Begin

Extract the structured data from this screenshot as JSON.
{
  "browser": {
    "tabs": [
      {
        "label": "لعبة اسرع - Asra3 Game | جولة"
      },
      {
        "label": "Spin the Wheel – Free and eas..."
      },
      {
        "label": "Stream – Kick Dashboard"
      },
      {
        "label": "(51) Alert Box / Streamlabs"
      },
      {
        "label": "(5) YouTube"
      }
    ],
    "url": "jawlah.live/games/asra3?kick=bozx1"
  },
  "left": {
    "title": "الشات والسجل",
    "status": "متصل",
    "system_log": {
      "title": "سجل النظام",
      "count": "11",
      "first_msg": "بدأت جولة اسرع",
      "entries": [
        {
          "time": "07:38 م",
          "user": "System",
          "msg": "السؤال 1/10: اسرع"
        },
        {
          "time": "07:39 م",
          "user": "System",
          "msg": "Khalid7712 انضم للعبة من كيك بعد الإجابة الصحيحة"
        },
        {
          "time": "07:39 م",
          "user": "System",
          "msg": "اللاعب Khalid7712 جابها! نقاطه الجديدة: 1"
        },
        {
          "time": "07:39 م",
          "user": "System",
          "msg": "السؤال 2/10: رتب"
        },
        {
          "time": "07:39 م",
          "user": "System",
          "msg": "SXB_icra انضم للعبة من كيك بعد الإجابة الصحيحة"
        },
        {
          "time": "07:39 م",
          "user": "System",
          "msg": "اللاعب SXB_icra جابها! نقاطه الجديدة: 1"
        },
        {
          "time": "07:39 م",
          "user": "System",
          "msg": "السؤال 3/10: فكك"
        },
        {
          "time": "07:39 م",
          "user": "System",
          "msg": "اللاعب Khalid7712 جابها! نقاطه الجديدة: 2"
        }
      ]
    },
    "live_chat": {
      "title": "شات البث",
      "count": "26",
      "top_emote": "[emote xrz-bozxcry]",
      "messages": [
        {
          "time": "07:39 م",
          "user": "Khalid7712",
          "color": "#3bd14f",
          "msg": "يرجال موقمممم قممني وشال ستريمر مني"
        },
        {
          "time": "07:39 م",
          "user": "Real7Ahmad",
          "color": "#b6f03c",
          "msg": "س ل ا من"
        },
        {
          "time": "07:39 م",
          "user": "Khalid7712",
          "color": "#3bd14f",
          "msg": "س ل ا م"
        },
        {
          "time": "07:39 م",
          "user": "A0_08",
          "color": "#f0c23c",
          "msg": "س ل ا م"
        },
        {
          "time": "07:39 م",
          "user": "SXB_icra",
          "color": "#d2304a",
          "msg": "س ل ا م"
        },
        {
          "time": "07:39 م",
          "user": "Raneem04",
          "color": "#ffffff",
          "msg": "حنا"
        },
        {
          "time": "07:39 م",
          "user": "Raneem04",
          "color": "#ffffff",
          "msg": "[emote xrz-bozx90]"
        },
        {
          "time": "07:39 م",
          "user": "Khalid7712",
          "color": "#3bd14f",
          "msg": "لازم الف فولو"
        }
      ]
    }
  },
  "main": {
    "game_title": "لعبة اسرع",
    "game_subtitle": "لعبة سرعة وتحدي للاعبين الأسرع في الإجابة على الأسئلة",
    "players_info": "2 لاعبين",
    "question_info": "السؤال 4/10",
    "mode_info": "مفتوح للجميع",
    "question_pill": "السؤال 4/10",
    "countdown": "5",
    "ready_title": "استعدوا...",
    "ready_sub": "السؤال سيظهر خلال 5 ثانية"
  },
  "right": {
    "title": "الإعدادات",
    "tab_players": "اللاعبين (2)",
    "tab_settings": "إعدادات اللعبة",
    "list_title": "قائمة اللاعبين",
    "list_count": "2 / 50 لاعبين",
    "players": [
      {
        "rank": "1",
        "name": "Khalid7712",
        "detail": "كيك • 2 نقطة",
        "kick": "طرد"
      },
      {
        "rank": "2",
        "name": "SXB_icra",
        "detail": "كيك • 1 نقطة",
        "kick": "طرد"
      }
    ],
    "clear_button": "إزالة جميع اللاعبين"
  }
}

End

Exercise brief: Go through the records and show every line with the string "اسرع" in it.

Written response:
        "label": "لعبة اسرع - Asra3 Game | جولة"
      "first_msg": "بدأت جولة اسرع",
          "msg": "السؤال 1/10: اسرع"
    "game_title": "لعبة اسرع",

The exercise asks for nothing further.